Find every line in the records below that holds the word "icon", and copy it out.
# The data start
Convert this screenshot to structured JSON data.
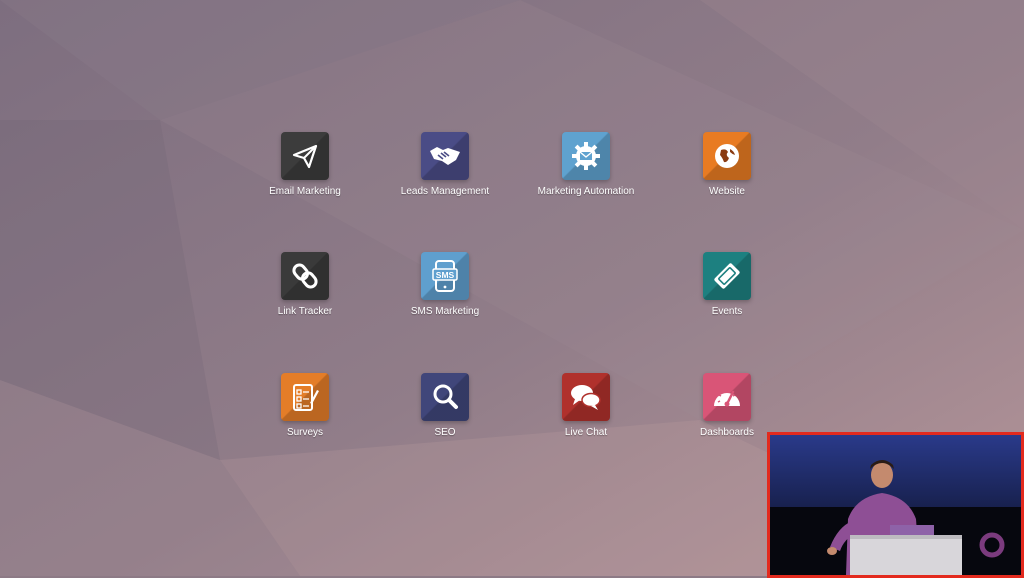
{
  "theme": {
    "background_top": "#7e6f7f",
    "background_bottom": "#b2959a",
    "label_color": "#ffffff",
    "pip_border": "#e32a1e"
  },
  "apps": [
    {
      "label": "Email Marketing",
      "icon": "paper-plane-icon",
      "color": "#3c3c3c"
    },
    {
      "label": "Leads Management",
      "icon": "handshake-icon",
      "color": "#4a4c86"
    },
    {
      "label": "Marketing Automation",
      "icon": "gear-envelope-icon",
      "color": "#5fa2cf"
    },
    {
      "label": "Website",
      "icon": "globe-icon",
      "color": "#e87b22"
    },
    {
      "label": "Link Tracker",
      "icon": "chain-link-icon",
      "color": "#3a3a3a"
    },
    {
      "label": "SMS Marketing",
      "icon": "phone-sms-icon",
      "color": "#5f9fce"
    },
    {
      "label": "Events",
      "icon": "ticket-icon",
      "color": "#1d8080"
    },
    {
      "label": "Surveys",
      "icon": "survey-checklist-icon",
      "color": "#e47d28"
    },
    {
      "label": "SEO",
      "icon": "magnifier-icon",
      "color": "#40467a"
    },
    {
      "label": "Live Chat",
      "icon": "chat-bubbles-icon",
      "color": "#b0312c"
    },
    {
      "label": "Dashboards",
      "icon": "gauge-icon",
      "color": "#d95577"
    }
  ],
  "video_overlay": {
    "content": "presenter-at-podium",
    "logo_icon": "ring-logo-icon",
    "logo_color": "#7b3b7e"
  }
}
# The data end
> [Complete response]:
      "icon": "paper-plane-icon",
      "icon": "handshake-icon",
      "icon": "gear-envelope-icon",
      "icon": "globe-icon",
      "icon": "chain-link-icon",
      "icon": "phone-sms-icon",
      "icon": "ticket-icon",
      "icon": "survey-checklist-icon",
      "icon": "magnifier-icon",
      "icon": "chat-bubbles-icon",
      "icon": "gauge-icon",
    "logo_icon": "ring-logo-icon",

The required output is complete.